#### The problem
What are the lines from the one with "Read all visible content and emit it as JSON." through the one with "Parse this screenshot: output", inclusive? Output them exactly, and leave out the pictures.

#### Records shown
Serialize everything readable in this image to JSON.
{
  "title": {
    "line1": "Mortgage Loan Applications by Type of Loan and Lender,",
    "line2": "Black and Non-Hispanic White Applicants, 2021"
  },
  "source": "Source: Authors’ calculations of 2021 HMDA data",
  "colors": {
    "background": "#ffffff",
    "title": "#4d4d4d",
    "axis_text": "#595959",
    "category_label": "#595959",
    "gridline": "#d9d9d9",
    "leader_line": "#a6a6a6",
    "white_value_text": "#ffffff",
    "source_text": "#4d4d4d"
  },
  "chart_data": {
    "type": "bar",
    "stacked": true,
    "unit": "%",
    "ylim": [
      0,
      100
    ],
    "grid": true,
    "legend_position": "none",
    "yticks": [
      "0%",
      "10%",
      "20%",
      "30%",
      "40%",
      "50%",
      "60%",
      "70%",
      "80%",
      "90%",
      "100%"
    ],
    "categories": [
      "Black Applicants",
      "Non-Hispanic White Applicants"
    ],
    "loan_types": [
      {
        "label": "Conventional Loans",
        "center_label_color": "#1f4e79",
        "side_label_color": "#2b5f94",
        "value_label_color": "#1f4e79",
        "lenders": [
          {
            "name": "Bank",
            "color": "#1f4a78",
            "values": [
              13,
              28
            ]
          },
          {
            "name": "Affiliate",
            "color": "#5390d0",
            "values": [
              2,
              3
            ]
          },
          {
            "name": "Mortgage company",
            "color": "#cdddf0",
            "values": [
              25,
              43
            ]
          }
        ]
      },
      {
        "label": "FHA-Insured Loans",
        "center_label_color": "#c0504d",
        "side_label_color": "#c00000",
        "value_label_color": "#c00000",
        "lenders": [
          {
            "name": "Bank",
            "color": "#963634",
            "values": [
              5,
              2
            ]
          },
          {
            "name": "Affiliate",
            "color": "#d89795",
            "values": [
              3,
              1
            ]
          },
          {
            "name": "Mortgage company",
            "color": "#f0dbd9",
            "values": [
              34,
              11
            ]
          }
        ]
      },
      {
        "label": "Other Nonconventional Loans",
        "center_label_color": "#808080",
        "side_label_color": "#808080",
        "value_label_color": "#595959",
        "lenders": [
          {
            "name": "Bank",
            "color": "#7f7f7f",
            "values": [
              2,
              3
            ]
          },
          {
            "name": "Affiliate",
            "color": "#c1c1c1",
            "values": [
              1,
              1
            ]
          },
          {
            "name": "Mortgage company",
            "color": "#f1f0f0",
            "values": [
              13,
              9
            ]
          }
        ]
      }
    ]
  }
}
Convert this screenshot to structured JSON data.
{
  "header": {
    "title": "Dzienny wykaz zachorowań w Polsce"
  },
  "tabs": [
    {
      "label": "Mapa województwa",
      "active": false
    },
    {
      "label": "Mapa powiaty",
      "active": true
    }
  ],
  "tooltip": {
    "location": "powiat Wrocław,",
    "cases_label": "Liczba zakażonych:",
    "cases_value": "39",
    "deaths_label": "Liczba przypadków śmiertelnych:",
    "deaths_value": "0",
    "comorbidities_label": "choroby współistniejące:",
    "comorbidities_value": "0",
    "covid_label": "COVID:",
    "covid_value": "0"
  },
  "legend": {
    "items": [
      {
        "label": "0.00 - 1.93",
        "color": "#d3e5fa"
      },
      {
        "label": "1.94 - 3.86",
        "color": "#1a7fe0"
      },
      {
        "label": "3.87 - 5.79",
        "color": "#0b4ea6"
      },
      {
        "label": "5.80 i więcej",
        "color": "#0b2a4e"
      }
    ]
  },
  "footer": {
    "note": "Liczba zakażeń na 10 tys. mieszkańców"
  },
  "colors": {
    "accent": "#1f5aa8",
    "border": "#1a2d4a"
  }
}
==
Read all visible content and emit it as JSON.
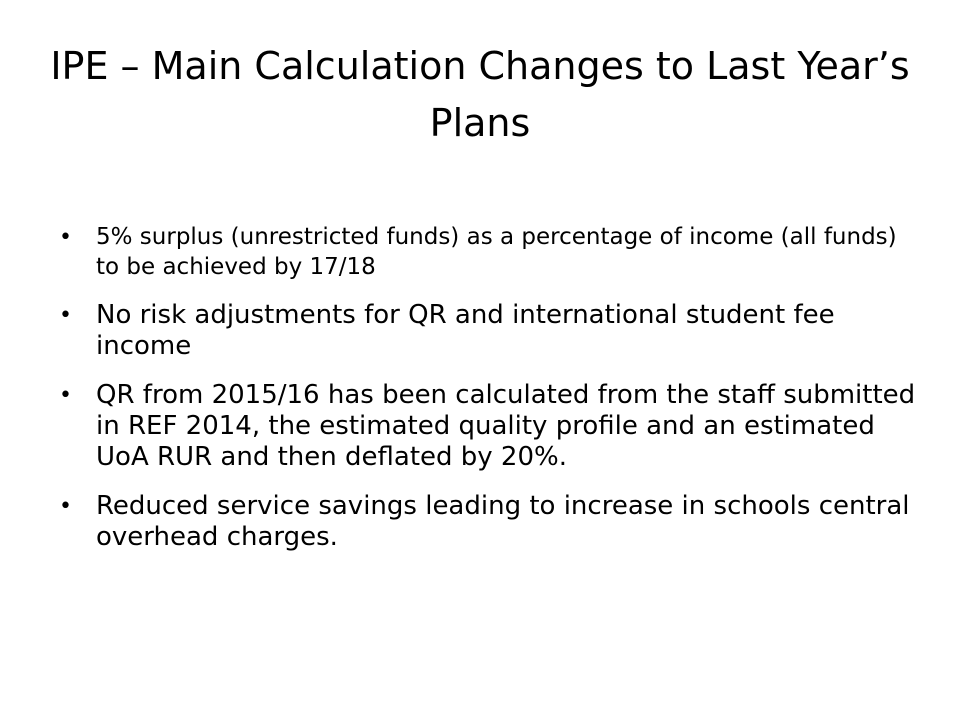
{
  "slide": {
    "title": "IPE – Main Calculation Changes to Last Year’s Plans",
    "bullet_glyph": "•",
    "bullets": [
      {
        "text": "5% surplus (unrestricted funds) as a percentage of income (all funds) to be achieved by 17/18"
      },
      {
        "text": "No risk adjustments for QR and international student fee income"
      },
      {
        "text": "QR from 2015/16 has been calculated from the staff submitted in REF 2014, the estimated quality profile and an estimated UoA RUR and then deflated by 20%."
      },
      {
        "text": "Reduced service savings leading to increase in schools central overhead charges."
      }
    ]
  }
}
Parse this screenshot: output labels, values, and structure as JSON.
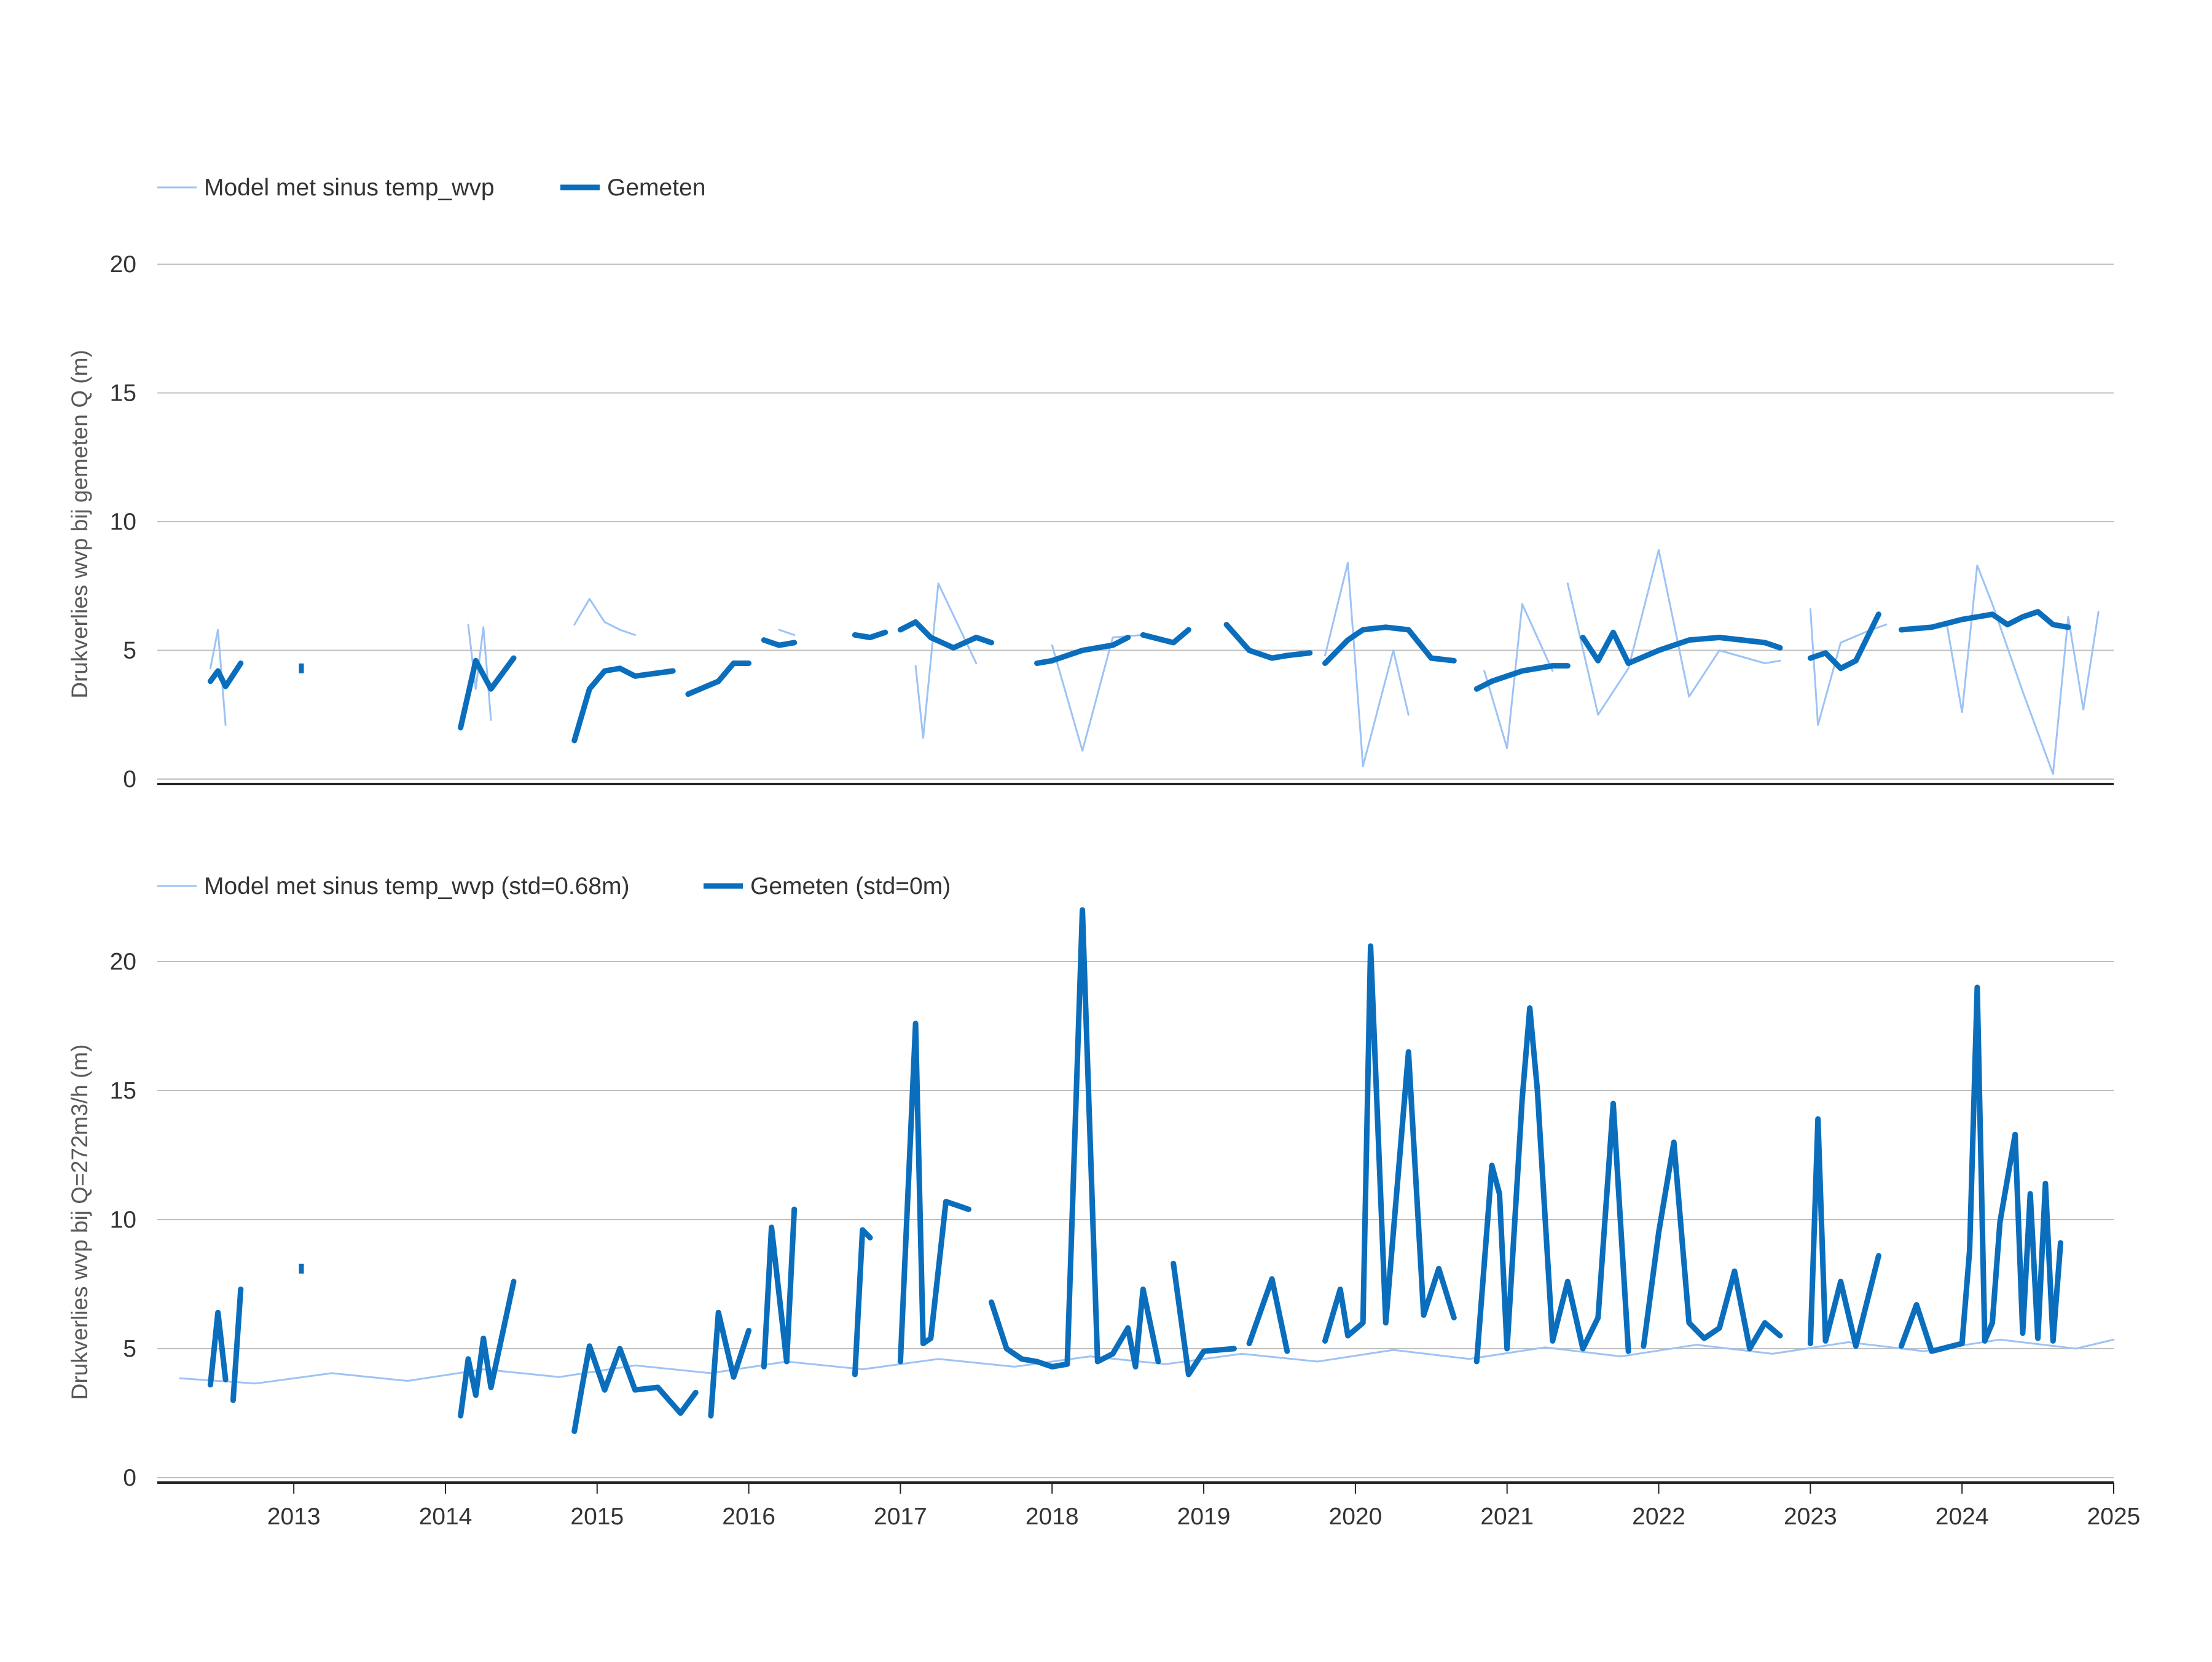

#### Result of this task
Read all visible content and emit it as JSON.
{
  "slide": {
    "title": "IPE – Main Calculation Changes to Last Year’s Plans",
    "bullet_glyph": "•",
    "bullets": [
      {
        "text": "5% surplus (unrestricted funds) as a percentage of income (all funds) to be achieved by 17/18"
      },
      {
        "text": "No risk adjustments for QR and international student fee income"
      },
      {
        "text": "QR from 2015/16 has been calculated from the staff submitted in REF 2014, the estimated quality profile and an estimated UoA RUR and then deflated by 20%."
      },
      {
        "text": "Reduced service savings leading to increase in schools central overhead charges."
      }
    ]
  }
}
Parse this screenshot: output labels, values, and structure as JSON.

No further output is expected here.